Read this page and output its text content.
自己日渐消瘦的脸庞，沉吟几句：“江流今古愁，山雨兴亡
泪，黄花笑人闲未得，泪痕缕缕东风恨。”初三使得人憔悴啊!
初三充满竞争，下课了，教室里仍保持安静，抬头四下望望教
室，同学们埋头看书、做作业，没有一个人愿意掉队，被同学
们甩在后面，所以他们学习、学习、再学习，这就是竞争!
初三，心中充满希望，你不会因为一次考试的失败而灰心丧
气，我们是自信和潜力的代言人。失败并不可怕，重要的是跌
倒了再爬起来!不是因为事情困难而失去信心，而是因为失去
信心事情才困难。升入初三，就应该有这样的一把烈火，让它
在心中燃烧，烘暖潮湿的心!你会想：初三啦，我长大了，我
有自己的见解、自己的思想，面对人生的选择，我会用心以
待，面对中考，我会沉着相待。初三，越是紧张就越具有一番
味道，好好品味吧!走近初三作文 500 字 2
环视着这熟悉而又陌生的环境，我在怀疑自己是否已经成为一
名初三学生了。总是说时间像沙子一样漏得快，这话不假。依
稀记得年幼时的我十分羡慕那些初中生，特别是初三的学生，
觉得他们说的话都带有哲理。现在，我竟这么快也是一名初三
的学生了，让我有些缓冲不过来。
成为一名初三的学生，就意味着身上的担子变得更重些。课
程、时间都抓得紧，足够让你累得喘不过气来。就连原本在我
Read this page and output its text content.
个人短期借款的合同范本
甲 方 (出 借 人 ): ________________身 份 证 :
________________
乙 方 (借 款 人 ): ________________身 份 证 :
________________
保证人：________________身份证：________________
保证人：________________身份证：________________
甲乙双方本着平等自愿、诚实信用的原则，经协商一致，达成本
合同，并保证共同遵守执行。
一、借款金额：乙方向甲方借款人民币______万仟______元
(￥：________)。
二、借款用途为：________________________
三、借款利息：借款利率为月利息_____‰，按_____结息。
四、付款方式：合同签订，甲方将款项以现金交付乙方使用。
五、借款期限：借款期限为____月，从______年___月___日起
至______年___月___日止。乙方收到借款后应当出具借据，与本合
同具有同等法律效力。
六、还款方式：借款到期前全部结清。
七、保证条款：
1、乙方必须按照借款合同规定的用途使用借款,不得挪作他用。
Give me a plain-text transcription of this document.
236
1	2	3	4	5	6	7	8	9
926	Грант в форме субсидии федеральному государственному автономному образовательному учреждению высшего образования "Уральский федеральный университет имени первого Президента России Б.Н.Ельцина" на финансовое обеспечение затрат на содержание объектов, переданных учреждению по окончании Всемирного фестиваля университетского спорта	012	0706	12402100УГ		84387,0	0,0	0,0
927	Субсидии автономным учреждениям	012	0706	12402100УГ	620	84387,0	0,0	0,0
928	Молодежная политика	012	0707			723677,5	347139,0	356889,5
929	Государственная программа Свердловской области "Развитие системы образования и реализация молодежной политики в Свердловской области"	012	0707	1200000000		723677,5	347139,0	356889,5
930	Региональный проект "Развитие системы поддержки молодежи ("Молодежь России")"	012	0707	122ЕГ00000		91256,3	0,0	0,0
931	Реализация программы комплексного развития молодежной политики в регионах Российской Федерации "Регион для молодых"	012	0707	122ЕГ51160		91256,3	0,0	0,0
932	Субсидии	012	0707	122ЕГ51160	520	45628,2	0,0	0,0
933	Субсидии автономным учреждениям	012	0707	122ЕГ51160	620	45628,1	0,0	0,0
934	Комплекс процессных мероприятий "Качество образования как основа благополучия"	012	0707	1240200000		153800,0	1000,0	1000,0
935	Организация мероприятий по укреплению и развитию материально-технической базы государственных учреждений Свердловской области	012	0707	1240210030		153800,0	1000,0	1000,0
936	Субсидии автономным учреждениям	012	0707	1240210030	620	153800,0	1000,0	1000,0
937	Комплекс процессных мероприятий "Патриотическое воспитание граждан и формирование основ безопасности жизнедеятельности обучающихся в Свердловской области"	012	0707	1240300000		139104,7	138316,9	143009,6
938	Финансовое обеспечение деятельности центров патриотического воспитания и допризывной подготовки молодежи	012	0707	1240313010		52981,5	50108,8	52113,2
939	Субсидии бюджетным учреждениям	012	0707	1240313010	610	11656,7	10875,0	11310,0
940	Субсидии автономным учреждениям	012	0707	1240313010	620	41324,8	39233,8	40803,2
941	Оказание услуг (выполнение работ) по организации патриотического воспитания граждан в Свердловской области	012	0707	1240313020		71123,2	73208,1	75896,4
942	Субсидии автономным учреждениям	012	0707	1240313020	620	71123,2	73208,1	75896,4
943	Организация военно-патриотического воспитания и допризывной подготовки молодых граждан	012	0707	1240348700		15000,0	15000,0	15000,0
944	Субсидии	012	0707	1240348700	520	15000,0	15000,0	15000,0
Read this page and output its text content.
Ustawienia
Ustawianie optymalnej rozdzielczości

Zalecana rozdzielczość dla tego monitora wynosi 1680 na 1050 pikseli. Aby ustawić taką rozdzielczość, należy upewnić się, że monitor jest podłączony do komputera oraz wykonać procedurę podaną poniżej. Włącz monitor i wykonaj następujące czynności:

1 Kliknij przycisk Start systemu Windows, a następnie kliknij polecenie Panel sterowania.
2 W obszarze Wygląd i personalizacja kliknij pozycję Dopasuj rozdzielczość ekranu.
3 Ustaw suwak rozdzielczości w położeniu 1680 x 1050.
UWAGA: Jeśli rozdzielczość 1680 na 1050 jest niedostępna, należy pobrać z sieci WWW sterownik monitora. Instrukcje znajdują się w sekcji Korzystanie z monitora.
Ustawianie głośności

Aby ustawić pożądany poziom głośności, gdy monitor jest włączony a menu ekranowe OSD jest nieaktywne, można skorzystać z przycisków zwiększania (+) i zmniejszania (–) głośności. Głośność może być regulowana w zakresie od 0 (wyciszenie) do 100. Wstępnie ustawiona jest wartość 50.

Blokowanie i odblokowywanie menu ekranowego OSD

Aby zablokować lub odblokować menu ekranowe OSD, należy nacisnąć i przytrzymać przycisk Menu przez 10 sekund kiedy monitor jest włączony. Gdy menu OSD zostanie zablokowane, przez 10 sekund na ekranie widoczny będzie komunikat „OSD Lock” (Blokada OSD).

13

****

Transcribe all lines as written.

Read this page and output its text content.
自己日渐消瘦的脸庞，沉吟几句：“江流今古愁，山雨兴亡
泪，黄花笑人闲未得，泪痕缕缕东风恨。”初三使得人憔悴啊!
初三充满竞争，下课了，教室里仍保持安静，抬头四下望望教
室，同学们埋头看书、做作业，没有一个人愿意掉队，被同学
们甩在后面，所以他们学习、学习、再学习，这就是竞争!
初三，心中充满希望，你不会因为一次考试的失败而灰心丧
气，我们是自信和潜力的代言人。失败并不可怕，重要的是跌
倒了再爬起来!不是因为事情困难而失去信心，而是因为失去
信心事情才困难。升入初三，就应该有这样的一把烈火，让它
在心中燃烧，烘暖潮湿的心!你会想：初三啦，我长大了，我
有自己的见解、自己的思想，面对人生的选择，我会用心以
待，面对中考，我会沉着相待。初三，越是紧张就越具有一番
味道，好好品味吧!走近初三作文 500 字 2
环视着这熟悉而又陌生的环境，我在怀疑自己是否已经成为一
名初三学生了。总是说时间像沙子一样漏得快，这话不假。依
稀记得年幼时的我十分羡慕那些初中生，特别是初三的学生，
觉得他们说的话都带有哲理。现在，我竟这么快也是一名初三
的学生了，让我有些缓冲不过来。
成为一名初三的学生，就意味着身上的担子变得更重些。课
程、时间都抓得紧，足够让你累得喘不过气来。就连原本在我
Read this page and output its text content.
个人短期借款的合同范本
甲 方 (出 借 人 ): ________________身 份 证 :
________________
乙 方 (借 款 人 ): ________________身 份 证 :
________________
保证人：________________身份证：________________
保证人：________________身份证：________________
甲乙双方本着平等自愿、诚实信用的原则，经协商一致，达成本
合同，并保证共同遵守执行。
一、借款金额：乙方向甲方借款人民币______万仟______元
(￥：________)。
二、借款用途为：________________________
三、借款利息：借款利率为月利息_____‰，按_____结息。
四、付款方式：合同签订，甲方将款项以现金交付乙方使用。
五、借款期限：借款期限为____月，从______年___月___日起
至______年___月___日止。乙方收到借款后应当出具借据，与本合
同具有同等法律效力。
六、还款方式：借款到期前全部结清。
七、保证条款：
1、乙方必须按照借款合同规定的用途使用借款,不得挪作他用。
Give me a plain-text transcription of this document.
236
1	2	3	4	5	6	7	8	9
926	Грант в форме субсидии федеральному государственному автономному образовательному учреждению высшего образования "Уральский федеральный университет имени первого Президента России Б.Н.Ельцина" на финансовое обеспечение затрат на содержание объектов, переданных учреждению по окончании Всемирного фестиваля университетского спорта	012	0706	12402100УГ		84387,0	0,0	0,0
927	Субсидии автономным учреждениям	012	0706	12402100УГ	620	84387,0	0,0	0,0
928	Молодежная политика	012	0707			723677,5	347139,0	356889,5
929	Государственная программа Свердловской области "Развитие системы образования и реализация молодежной политики в Свердловской области"	012	0707	1200000000		723677,5	347139,0	356889,5
930	Региональный проект "Развитие системы поддержки молодежи ("Молодежь России")"	012	0707	122ЕГ00000		91256,3	0,0	0,0
931	Реализация программы комплексного развития молодежной политики в регионах Российской Федерации "Регион для молодых"	012	0707	122ЕГ51160		91256,3	0,0	0,0
932	Субсидии	012	0707	122ЕГ51160	520	45628,2	0,0	0,0
933	Субсидии автономным учреждениям	012	0707	122ЕГ51160	620	45628,1	0,0	0,0
934	Комплекс процессных мероприятий "Качество образования как основа благополучия"	012	0707	1240200000		153800,0	1000,0	1000,0
935	Организация мероприятий по укреплению и развитию материально-технической базы государственных учреждений Свердловской области	012	0707	1240210030		153800,0	1000,0	1000,0
936	Субсидии автономным учреждениям	012	0707	1240210030	620	153800,0	1000,0	1000,0
937	Комплекс процессных мероприятий "Патриотическое воспитание граждан и формирование основ безопасности жизнедеятельности обучающихся в Свердловской области"	012	0707	1240300000		139104,7	138316,9	143009,6
938	Финансовое обеспечение деятельности центров патриотического воспитания и допризывной подготовки молодежи	012	0707	1240313010		52981,5	50108,8	52113,2
939	Субсидии бюджетным учреждениям	012	0707	1240313010	610	11656,7	10875,0	11310,0
940	Субсидии автономным учреждениям	012	0707	1240313010	620	41324,8	39233,8	40803,2
941	Оказание услуг (выполнение работ) по организации патриотического воспитания граждан в Свердловской области	012	0707	1240313020		71123,2	73208,1	75896,4
942	Субсидии автономным учреждениям	012	0707	1240313020	620	71123,2	73208,1	75896,4
943	Организация военно-патриотического воспитания и допризывной подготовки молодых граждан	012	0707	1240348700		15000,0	15000,0	15000,0
944	Субсидии	012	0707	1240348700	520	15000,0	15000,0	15000,0
Read this page and output its text content.
Ustawienia
Ustawianie optymalnej rozdzielczości

Zalecana rozdzielczość dla tego monitora wynosi 1680 na 1050 pikseli. Aby ustawić taką rozdzielczość, należy upewnić się, że monitor jest podłączony do komputera oraz wykonać procedurę podaną poniżej. Włącz monitor i wykonaj następujące czynności:

1 Kliknij przycisk Start systemu Windows, a następnie kliknij polecenie Panel sterowania.
2 W obszarze Wygląd i personalizacja kliknij pozycję Dopasuj rozdzielczość ekranu.
3 Ustaw suwak rozdzielczości w położeniu 1680 x 1050.
UWAGA: Jeśli rozdzielczość 1680 na 1050 jest niedostępna, należy pobrać z sieci WWW sterownik monitora. Instrukcje znajdują się w sekcji Korzystanie z monitora.
Ustawianie głośności

Aby ustawić pożądany poziom głośności, gdy monitor jest włączony a menu ekranowe OSD jest nieaktywne, można skorzystać z przycisków zwiększania (+) i zmniejszania (–) głośności. Głośność może być regulowana w zakresie od 0 (wyciszenie) do 100. Wstępnie ustawiona jest wartość 50.

Blokowanie i odblokowywanie menu ekranowego OSD

Aby zablokować lub odblokować menu ekranowe OSD, należy nacisnąć i przytrzymać przycisk Menu przez 10 sekund kiedy monitor jest włączony. Gdy menu OSD zostanie zablokowane, przez 10 sekund na ekranie widoczny będzie komunikat „OSD Lock” (Blokada OSD).

13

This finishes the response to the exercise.